What you will do> Filter these entries so that only lines with the word "JSON" remain.
## Begin
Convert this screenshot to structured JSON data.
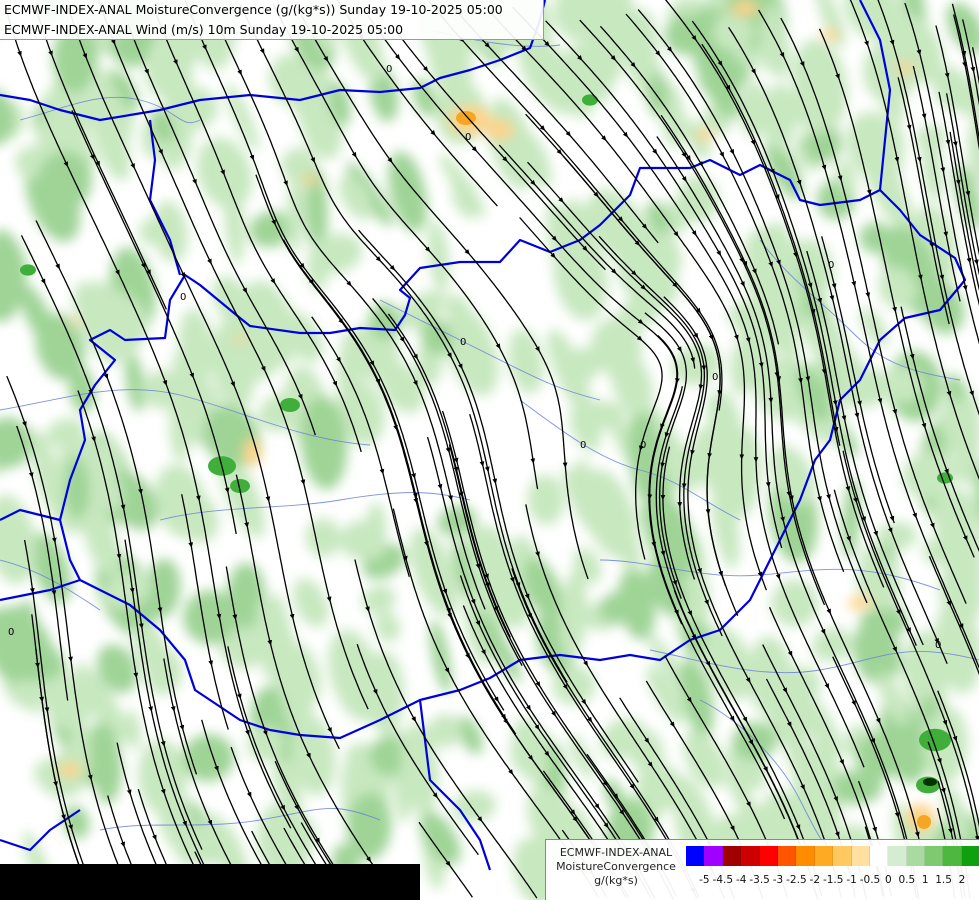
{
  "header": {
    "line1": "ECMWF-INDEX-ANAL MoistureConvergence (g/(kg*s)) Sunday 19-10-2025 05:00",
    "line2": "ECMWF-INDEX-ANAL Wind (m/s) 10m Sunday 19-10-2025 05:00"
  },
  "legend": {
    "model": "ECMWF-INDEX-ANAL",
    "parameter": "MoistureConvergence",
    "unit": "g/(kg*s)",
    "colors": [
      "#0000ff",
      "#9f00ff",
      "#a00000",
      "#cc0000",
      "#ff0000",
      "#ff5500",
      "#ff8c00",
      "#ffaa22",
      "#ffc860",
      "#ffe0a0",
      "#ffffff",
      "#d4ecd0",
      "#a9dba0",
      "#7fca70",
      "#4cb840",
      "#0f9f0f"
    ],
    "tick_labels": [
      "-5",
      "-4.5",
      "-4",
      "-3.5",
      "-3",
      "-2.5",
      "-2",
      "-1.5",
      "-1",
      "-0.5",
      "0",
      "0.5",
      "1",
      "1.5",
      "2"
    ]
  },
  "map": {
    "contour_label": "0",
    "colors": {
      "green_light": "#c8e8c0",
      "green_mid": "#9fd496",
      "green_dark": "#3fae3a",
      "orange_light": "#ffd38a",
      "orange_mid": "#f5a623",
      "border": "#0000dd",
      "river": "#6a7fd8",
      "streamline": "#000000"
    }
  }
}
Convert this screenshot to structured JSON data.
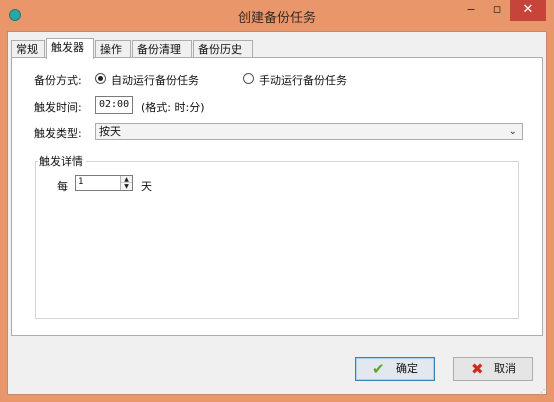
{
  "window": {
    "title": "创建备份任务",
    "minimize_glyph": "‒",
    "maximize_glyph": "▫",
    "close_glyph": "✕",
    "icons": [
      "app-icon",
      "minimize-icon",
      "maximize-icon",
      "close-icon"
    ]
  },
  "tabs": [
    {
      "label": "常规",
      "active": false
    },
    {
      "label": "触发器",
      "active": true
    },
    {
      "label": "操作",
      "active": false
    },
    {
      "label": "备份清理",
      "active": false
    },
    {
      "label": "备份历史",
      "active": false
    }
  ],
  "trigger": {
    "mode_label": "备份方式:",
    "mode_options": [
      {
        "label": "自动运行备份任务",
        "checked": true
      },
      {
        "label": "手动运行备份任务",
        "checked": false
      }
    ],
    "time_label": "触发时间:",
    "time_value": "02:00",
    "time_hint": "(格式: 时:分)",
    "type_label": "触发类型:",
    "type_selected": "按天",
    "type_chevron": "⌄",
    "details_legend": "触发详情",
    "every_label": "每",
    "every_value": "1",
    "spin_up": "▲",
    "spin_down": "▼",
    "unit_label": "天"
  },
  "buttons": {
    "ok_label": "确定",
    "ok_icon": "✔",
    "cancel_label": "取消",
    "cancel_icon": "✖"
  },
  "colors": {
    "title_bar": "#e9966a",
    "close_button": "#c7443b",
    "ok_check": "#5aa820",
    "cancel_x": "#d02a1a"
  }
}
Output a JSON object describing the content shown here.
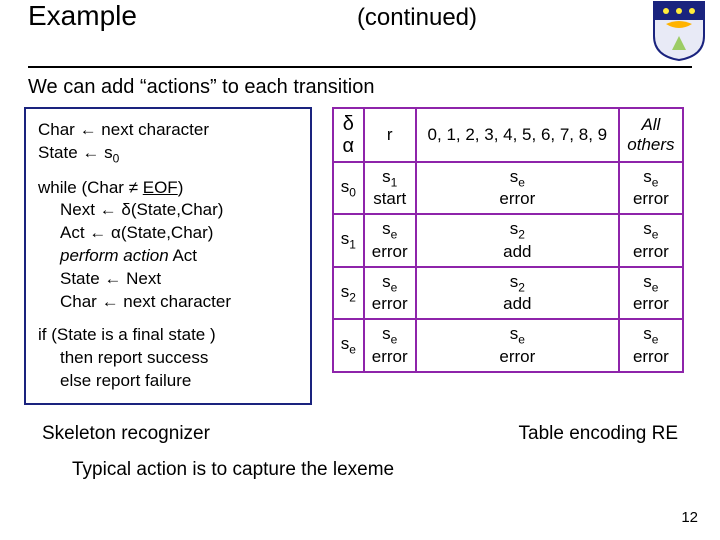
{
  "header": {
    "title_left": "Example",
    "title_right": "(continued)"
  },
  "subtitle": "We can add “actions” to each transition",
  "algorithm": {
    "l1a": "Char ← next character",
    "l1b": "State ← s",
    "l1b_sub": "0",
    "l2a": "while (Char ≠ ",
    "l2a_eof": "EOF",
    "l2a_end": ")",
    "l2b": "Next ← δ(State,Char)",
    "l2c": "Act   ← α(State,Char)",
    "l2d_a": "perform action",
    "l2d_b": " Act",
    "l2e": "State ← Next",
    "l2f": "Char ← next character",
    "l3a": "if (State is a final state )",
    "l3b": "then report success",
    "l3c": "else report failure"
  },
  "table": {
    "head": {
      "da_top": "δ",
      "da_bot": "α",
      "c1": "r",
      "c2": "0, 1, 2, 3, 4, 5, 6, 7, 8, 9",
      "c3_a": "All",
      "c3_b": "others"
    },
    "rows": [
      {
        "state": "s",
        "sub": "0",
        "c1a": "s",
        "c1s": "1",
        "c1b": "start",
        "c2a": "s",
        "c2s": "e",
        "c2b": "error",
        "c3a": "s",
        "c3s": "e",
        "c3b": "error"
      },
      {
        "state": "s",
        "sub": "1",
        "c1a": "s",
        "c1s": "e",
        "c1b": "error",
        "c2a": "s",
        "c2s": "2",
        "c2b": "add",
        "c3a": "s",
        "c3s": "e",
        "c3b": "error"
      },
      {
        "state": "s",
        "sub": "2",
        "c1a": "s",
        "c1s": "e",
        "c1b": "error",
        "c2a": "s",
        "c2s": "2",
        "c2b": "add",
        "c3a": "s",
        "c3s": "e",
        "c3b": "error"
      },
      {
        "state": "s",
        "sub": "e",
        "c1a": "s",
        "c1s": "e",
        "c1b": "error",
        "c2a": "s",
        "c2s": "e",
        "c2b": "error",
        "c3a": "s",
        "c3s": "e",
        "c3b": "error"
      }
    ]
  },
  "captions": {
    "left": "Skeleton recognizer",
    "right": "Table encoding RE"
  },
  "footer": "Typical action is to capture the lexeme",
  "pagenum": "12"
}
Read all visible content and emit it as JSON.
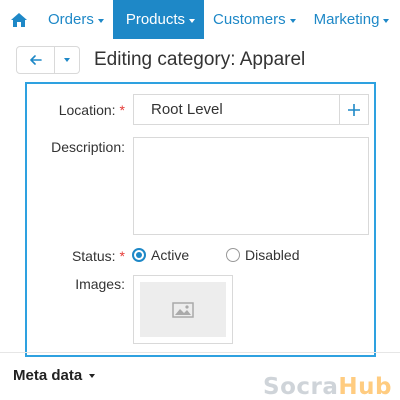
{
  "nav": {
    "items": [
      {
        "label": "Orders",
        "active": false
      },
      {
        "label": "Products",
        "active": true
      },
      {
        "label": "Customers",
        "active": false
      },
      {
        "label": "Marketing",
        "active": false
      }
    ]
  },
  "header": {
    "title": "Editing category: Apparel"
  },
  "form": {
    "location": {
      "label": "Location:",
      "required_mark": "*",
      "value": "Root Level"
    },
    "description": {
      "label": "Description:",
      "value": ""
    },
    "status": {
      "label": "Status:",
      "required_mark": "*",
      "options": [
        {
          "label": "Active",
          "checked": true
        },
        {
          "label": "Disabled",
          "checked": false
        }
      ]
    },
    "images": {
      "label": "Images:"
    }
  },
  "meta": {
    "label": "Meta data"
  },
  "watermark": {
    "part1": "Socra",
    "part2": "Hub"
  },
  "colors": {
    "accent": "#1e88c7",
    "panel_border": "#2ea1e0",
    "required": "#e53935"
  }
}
## End
## Begin
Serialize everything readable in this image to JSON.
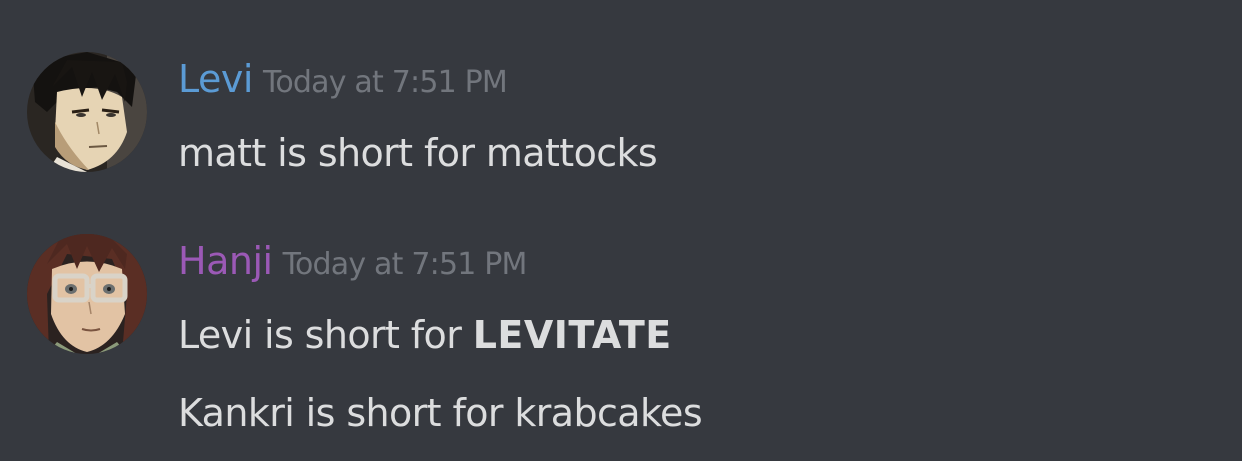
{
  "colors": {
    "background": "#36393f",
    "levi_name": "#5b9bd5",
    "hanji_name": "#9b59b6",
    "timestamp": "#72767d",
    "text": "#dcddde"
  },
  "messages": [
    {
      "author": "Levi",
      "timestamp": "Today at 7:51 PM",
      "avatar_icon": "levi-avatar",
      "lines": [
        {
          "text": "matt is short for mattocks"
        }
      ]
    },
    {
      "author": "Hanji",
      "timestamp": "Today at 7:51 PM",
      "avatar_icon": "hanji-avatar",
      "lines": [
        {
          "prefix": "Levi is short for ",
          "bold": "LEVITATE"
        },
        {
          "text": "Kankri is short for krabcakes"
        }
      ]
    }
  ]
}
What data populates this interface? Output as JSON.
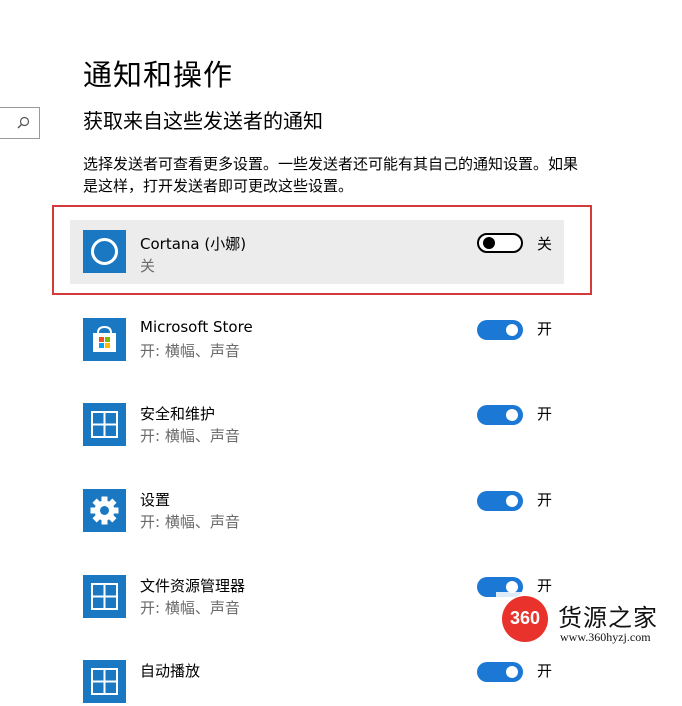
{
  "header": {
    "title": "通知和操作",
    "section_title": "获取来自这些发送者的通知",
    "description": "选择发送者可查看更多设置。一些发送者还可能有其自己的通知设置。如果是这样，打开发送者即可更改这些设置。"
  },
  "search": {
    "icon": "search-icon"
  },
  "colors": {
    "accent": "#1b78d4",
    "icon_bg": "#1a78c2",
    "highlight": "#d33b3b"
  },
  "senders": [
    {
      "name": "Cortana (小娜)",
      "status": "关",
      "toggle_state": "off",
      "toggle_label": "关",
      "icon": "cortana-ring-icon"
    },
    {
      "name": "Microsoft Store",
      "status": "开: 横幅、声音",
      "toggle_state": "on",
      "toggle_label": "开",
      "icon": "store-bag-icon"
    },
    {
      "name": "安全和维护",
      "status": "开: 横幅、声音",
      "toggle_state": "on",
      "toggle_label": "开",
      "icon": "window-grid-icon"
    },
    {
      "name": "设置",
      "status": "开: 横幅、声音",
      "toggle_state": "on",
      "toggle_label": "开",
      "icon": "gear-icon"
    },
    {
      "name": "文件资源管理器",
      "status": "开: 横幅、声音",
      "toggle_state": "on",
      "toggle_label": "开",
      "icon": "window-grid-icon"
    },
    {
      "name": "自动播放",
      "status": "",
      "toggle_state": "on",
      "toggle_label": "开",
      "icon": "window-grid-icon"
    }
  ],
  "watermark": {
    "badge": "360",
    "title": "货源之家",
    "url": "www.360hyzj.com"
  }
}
## End
Exercise answer>
Convert this screenshot to structured JSON data.
Convert this screenshot to structured JSON data.
Output a JSON object describing the content shown here.
Read all visible content and emit it as JSON.
Serialize everything readable in this image to JSON.
What data populates this interface? Output as JSON.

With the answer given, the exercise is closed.